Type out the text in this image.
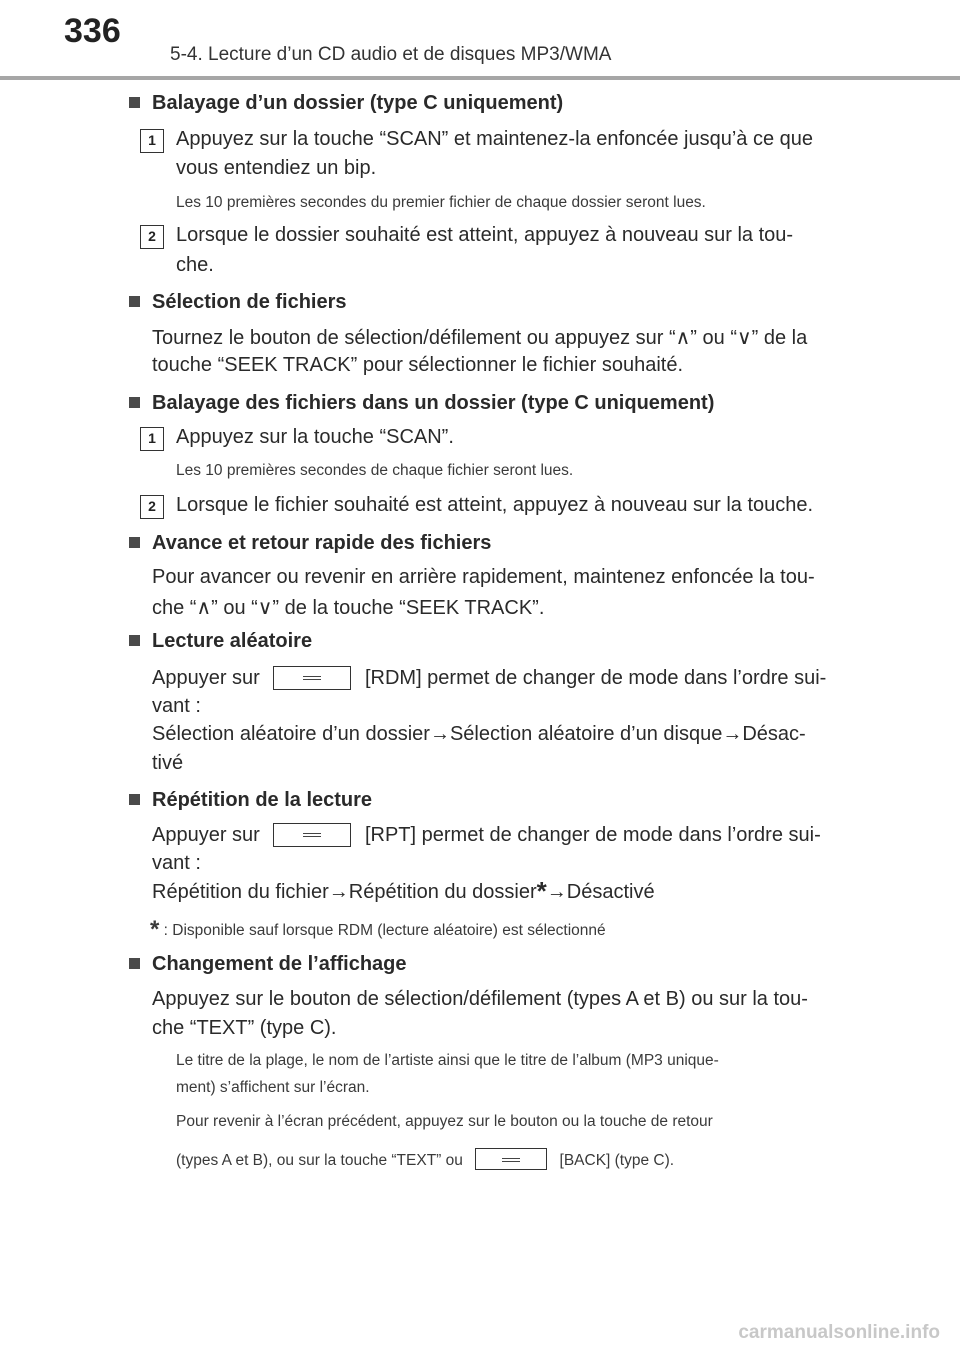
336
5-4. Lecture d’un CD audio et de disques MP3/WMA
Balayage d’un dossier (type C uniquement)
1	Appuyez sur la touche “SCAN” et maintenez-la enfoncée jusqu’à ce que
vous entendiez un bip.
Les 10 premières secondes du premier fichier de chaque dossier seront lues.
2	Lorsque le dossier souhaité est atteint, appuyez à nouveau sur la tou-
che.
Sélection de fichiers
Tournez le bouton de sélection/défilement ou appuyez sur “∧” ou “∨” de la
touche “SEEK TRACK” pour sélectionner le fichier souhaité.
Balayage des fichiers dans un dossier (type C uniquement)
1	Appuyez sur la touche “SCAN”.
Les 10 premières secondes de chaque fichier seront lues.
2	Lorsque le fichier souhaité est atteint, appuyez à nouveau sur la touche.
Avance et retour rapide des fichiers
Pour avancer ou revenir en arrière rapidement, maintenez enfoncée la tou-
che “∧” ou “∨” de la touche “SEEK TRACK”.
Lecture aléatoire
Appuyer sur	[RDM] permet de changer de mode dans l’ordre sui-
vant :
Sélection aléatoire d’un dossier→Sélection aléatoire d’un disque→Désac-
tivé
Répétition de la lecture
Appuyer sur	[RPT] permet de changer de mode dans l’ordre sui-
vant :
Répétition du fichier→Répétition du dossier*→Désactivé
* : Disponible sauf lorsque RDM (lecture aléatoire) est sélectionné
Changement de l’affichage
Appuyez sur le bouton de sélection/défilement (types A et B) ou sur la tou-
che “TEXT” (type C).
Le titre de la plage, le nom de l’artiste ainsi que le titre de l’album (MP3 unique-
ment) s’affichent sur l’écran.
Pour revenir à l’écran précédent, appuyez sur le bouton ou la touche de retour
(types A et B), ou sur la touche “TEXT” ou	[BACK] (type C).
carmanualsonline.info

--

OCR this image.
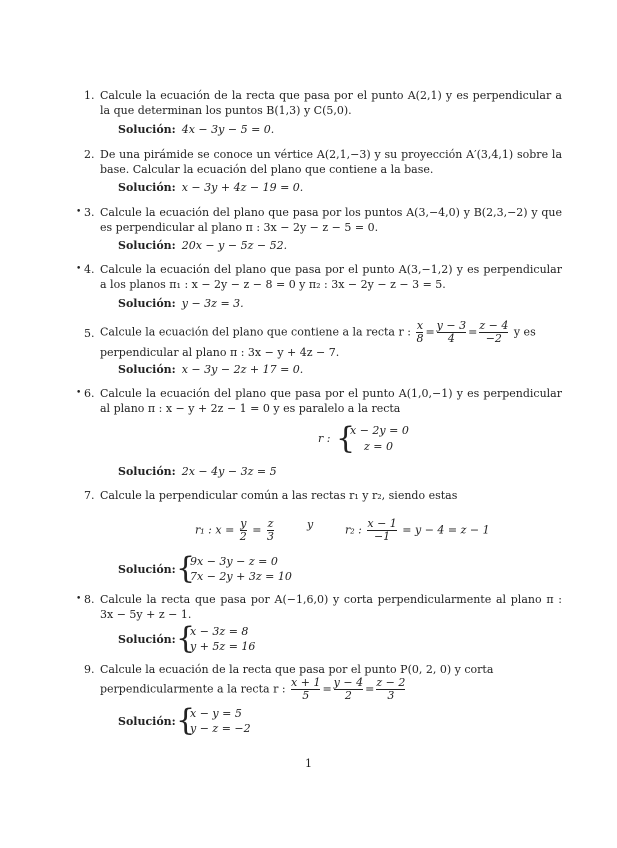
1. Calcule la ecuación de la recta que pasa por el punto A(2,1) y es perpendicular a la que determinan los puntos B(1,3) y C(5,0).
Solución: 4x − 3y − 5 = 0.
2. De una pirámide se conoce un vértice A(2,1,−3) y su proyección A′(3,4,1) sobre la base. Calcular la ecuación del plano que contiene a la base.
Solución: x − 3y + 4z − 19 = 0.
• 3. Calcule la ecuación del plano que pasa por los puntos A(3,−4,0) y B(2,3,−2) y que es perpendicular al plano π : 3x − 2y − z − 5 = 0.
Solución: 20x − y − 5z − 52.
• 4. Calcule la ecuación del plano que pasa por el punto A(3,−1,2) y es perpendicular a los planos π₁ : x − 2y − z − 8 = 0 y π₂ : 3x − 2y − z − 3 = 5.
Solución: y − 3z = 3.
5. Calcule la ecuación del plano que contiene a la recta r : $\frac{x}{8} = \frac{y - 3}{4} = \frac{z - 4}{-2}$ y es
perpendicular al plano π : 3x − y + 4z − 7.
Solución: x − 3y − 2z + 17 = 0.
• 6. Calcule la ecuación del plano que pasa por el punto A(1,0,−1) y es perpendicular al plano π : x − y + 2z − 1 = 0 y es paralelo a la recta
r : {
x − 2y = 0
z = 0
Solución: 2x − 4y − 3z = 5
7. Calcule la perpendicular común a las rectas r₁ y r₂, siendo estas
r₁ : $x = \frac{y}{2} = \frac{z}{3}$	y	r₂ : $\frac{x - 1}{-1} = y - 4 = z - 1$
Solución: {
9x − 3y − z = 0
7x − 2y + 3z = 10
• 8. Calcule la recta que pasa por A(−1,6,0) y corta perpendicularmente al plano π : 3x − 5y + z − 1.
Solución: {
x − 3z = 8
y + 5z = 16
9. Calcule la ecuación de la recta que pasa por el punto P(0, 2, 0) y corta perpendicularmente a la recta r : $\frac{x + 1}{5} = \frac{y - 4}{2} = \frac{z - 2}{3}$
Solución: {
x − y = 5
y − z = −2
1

...

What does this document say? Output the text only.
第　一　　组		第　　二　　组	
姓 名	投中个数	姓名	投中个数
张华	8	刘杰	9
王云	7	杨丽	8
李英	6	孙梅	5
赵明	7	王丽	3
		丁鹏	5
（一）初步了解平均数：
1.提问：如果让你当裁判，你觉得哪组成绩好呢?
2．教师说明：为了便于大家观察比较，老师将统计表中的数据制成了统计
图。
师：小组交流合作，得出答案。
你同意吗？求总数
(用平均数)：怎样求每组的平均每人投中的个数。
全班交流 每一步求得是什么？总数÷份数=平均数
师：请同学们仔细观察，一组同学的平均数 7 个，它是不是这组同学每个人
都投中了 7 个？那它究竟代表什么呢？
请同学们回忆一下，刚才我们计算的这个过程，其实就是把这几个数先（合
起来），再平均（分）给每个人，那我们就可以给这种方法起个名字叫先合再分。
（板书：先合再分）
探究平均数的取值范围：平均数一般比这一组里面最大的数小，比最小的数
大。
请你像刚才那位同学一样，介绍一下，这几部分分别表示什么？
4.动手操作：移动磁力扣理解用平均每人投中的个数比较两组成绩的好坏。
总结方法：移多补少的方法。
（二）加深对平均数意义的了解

EXERCISE GOAL - Among the lines above, how many contain the string "perpendicularmente"? State the number alone.

ANSWER TO THIS TASK - 2